_TASK OBJECTIVE_
Transcribe the material in full. Nothing should differ except that the pictures are left out.

_DATA LISTING_
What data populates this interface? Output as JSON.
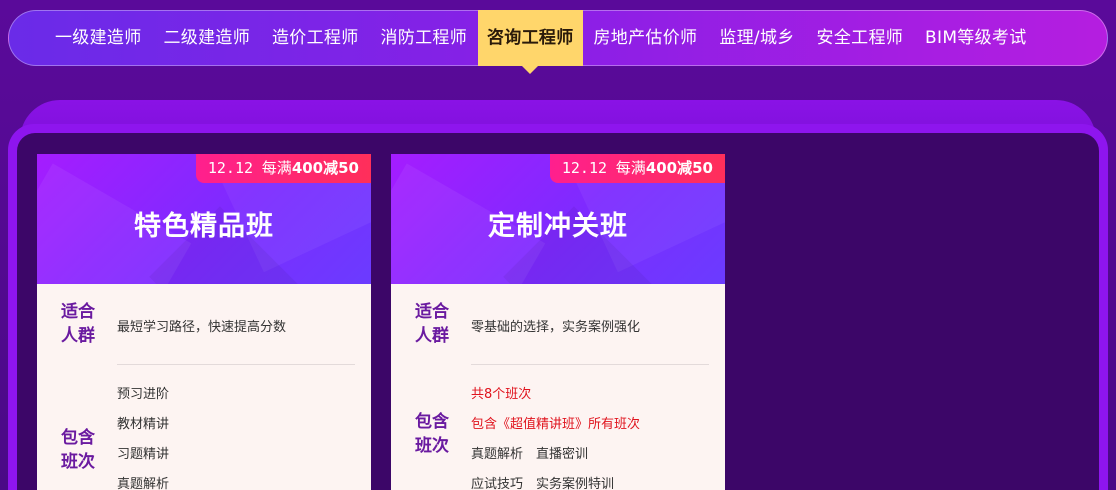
{
  "nav": {
    "items": [
      {
        "label": "一级建造师",
        "active": false
      },
      {
        "label": "二级建造师",
        "active": false
      },
      {
        "label": "造价工程师",
        "active": false
      },
      {
        "label": "消防工程师",
        "active": false
      },
      {
        "label": "咨询工程师",
        "active": true
      },
      {
        "label": "房地产估价师",
        "active": false
      },
      {
        "label": "监理/城乡",
        "active": false
      },
      {
        "label": "安全工程师",
        "active": false
      },
      {
        "label": "BIM等级考试",
        "active": false
      }
    ]
  },
  "cards": [
    {
      "promo_date": "12.12",
      "promo_prefix": "每满",
      "promo_amount": "400减50",
      "title": "特色精品班",
      "suit_label_1": "适合",
      "suit_label_2": "人群",
      "suit_text": "最短学习路径，快速提高分数",
      "include_label_1": "包含",
      "include_label_2": "班次",
      "items": [
        "预习进阶",
        "教材精讲",
        "习题精讲",
        "真题解析"
      ]
    },
    {
      "promo_date": "12.12",
      "promo_prefix": "每满",
      "promo_amount": "400减50",
      "title": "定制冲关班",
      "suit_label_1": "适合",
      "suit_label_2": "人群",
      "suit_text": "零基础的选择，实务案例强化",
      "include_label_1": "包含",
      "include_label_2": "班次",
      "items": [
        "共8个班次",
        "包含《超值精讲班》所有班次",
        "真题解析　直播密训",
        "应试技巧　实务案例特训"
      ]
    }
  ],
  "colors": {
    "accent_yellow": "#ffd66b",
    "promo_pink": "#ff1f8e",
    "label_purple": "#6a1aa0",
    "highlight_red": "#e0141e"
  }
}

_SOLUTION FOR THIS EXERCISE_
What data populates this interface? Output as JSON.
{
  "nav": {
    "items": [
      {
        "label": "一级建造师",
        "active": false
      },
      {
        "label": "二级建造师",
        "active": false
      },
      {
        "label": "造价工程师",
        "active": false
      },
      {
        "label": "消防工程师",
        "active": false
      },
      {
        "label": "咨询工程师",
        "active": true
      },
      {
        "label": "房地产估价师",
        "active": false
      },
      {
        "label": "监理/城乡",
        "active": false
      },
      {
        "label": "安全工程师",
        "active": false
      },
      {
        "label": "BIM等级考试",
        "active": false
      }
    ]
  },
  "cards": [
    {
      "promo_date": "12.12",
      "promo_prefix": "每满",
      "promo_amount": "400减50",
      "title": "特色精品班",
      "suit_label_1": "适合",
      "suit_label_2": "人群",
      "suit_text": "最短学习路径，快速提高分数",
      "include_label_1": "包含",
      "include_label_2": "班次",
      "items": [
        "预习进阶",
        "教材精讲",
        "习题精讲",
        "真题解析"
      ]
    },
    {
      "promo_date": "12.12",
      "promo_prefix": "每满",
      "promo_amount": "400减50",
      "title": "定制冲关班",
      "suit_label_1": "适合",
      "suit_label_2": "人群",
      "suit_text": "零基础的选择，实务案例强化",
      "include_label_1": "包含",
      "include_label_2": "班次",
      "items": [
        "共8个班次",
        "包含《超值精讲班》所有班次",
        "真题解析　直播密训",
        "应试技巧　实务案例特训"
      ]
    }
  ],
  "colors": {
    "accent_yellow": "#ffd66b",
    "promo_pink": "#ff1f8e",
    "label_purple": "#6a1aa0",
    "highlight_red": "#e0141e"
  }
}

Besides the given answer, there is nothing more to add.